------ Stored data
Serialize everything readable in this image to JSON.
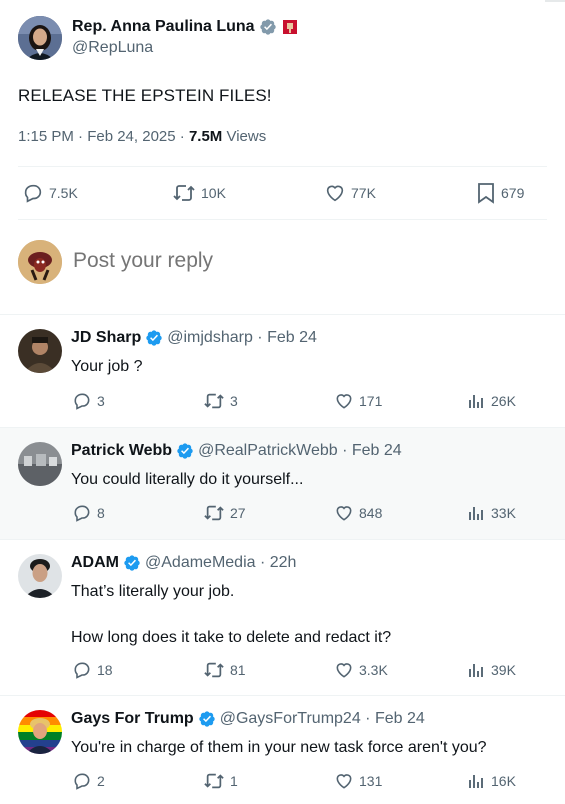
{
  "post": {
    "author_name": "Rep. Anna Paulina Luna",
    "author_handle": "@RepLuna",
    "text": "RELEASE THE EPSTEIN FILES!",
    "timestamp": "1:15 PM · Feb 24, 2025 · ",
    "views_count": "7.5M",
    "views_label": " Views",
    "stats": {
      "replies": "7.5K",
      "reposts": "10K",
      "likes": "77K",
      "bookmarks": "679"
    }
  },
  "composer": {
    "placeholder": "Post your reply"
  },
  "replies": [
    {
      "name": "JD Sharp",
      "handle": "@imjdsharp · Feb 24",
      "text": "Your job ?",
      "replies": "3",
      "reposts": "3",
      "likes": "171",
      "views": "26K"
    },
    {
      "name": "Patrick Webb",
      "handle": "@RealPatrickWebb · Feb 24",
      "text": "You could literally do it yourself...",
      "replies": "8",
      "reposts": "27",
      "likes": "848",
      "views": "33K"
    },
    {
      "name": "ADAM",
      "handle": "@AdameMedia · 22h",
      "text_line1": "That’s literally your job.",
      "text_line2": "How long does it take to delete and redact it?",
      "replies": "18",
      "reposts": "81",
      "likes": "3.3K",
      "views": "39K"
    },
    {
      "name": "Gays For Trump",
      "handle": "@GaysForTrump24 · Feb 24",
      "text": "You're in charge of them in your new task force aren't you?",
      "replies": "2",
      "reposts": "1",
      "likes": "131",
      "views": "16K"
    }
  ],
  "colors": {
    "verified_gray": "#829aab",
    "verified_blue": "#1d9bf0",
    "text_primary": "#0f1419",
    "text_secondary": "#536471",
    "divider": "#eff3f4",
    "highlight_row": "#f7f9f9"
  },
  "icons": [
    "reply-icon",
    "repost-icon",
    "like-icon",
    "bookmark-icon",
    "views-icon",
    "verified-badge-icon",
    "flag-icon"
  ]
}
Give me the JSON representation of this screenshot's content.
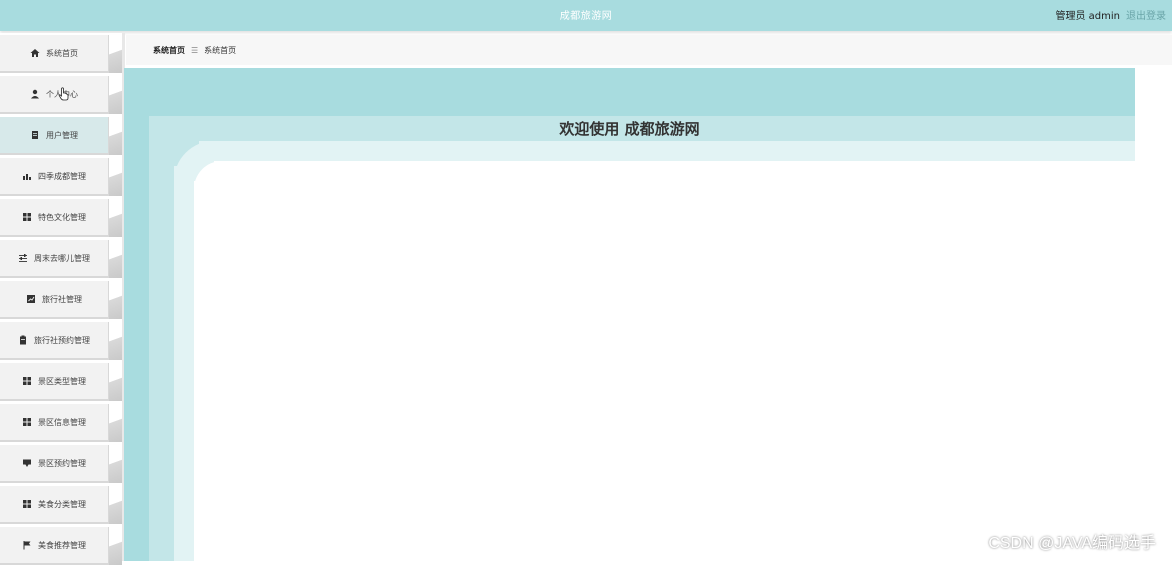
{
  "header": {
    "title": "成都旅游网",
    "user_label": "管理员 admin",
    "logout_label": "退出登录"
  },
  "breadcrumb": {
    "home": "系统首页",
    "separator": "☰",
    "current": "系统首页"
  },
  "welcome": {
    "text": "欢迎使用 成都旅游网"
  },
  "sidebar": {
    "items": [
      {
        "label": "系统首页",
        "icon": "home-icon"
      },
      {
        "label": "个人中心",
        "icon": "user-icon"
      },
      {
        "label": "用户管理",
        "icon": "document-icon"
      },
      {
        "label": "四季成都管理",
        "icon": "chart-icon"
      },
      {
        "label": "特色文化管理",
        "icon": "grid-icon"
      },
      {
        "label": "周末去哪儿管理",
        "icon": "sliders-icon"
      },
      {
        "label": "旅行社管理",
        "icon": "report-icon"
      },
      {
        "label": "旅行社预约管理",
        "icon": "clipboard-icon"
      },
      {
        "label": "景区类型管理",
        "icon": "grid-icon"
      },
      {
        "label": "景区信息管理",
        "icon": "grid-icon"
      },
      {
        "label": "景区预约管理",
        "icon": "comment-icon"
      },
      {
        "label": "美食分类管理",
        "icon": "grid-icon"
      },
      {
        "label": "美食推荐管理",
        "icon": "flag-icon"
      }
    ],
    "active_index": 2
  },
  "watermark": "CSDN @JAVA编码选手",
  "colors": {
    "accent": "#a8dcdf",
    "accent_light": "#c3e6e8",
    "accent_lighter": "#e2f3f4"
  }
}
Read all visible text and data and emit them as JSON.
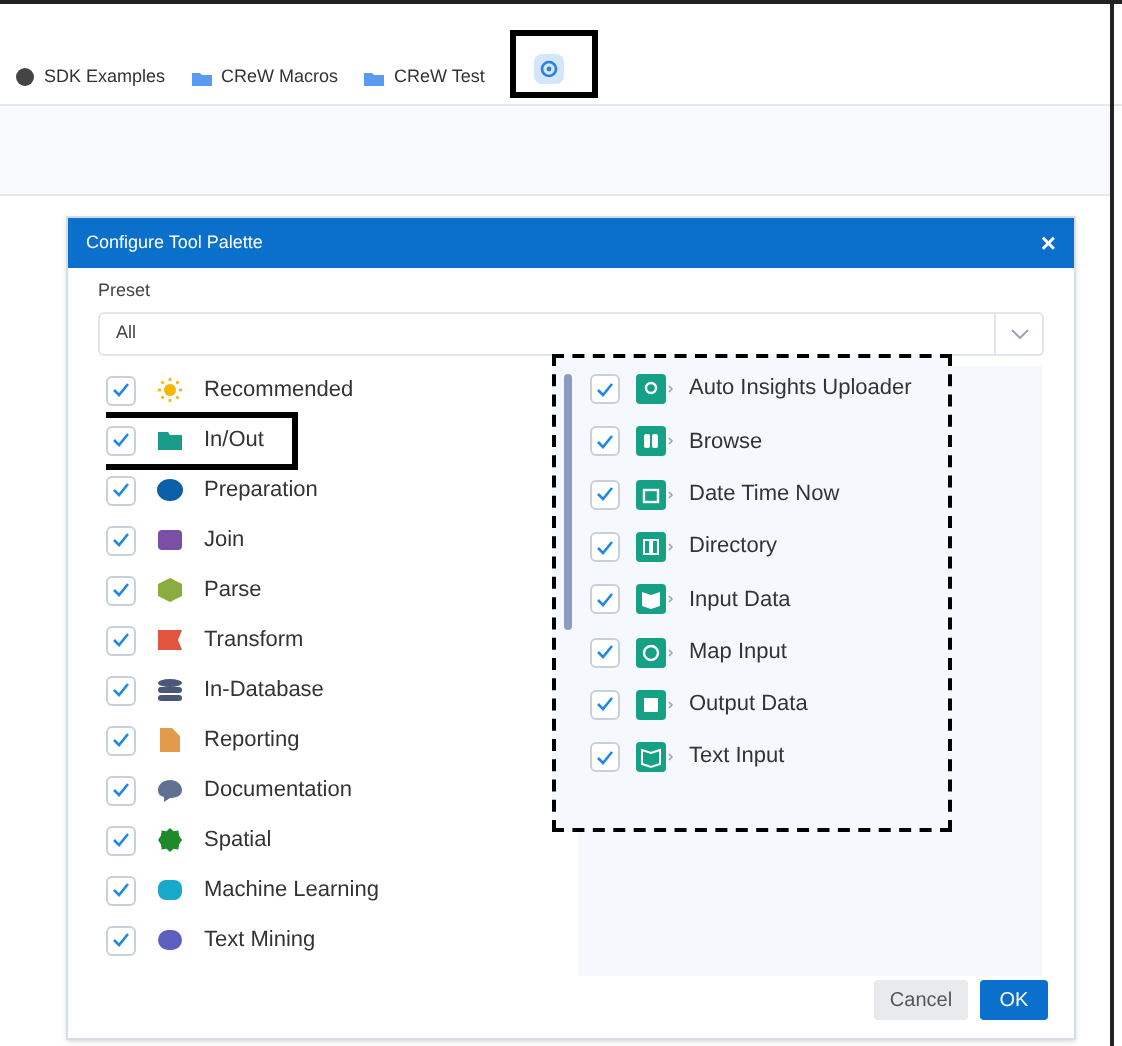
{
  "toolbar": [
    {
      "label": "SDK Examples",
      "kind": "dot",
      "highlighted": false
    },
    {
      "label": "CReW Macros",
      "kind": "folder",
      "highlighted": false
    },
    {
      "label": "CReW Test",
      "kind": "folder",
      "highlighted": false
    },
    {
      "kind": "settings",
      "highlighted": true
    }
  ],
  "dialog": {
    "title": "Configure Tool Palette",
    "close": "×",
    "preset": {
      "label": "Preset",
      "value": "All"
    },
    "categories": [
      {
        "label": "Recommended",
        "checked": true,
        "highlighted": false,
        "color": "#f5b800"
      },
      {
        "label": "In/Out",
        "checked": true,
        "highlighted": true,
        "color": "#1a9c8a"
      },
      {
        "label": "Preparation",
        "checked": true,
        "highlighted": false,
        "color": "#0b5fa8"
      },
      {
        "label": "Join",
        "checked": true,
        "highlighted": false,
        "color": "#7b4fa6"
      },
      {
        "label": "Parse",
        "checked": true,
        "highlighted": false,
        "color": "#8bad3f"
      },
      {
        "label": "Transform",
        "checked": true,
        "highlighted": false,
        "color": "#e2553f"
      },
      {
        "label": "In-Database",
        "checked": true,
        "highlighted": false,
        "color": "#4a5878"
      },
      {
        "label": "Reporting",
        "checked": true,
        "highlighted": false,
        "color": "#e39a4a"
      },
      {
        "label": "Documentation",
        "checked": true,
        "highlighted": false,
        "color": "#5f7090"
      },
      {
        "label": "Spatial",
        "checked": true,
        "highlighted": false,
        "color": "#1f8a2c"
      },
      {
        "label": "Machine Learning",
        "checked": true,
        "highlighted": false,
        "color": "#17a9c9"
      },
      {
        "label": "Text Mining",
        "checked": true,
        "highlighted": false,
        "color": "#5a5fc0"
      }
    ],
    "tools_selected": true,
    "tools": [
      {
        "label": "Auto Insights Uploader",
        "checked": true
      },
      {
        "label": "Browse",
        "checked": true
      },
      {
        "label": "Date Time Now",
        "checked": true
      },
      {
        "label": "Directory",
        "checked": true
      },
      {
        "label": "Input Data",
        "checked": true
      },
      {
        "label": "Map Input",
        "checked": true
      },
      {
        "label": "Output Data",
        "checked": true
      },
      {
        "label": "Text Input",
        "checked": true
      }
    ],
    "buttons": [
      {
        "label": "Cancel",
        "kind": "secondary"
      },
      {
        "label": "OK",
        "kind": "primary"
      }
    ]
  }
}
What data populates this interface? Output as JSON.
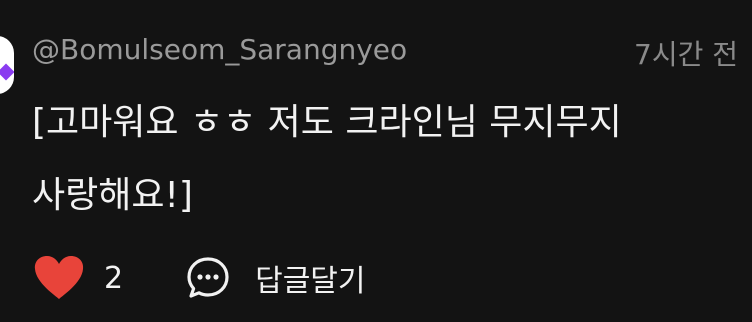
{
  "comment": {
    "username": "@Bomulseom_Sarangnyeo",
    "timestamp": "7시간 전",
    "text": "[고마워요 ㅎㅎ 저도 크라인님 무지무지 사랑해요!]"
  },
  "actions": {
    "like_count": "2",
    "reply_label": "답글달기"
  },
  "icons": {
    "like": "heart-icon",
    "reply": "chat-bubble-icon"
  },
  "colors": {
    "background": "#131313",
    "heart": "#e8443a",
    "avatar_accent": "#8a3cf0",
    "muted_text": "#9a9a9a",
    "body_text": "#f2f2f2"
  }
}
------------
- _What you should do_:
Your task is to pick out every line with the string "them" and copy it.

- _Response_:
      "text": "You're in charge of them in your new task force aren't you?",
Read all visible text and data and emit them as JSON.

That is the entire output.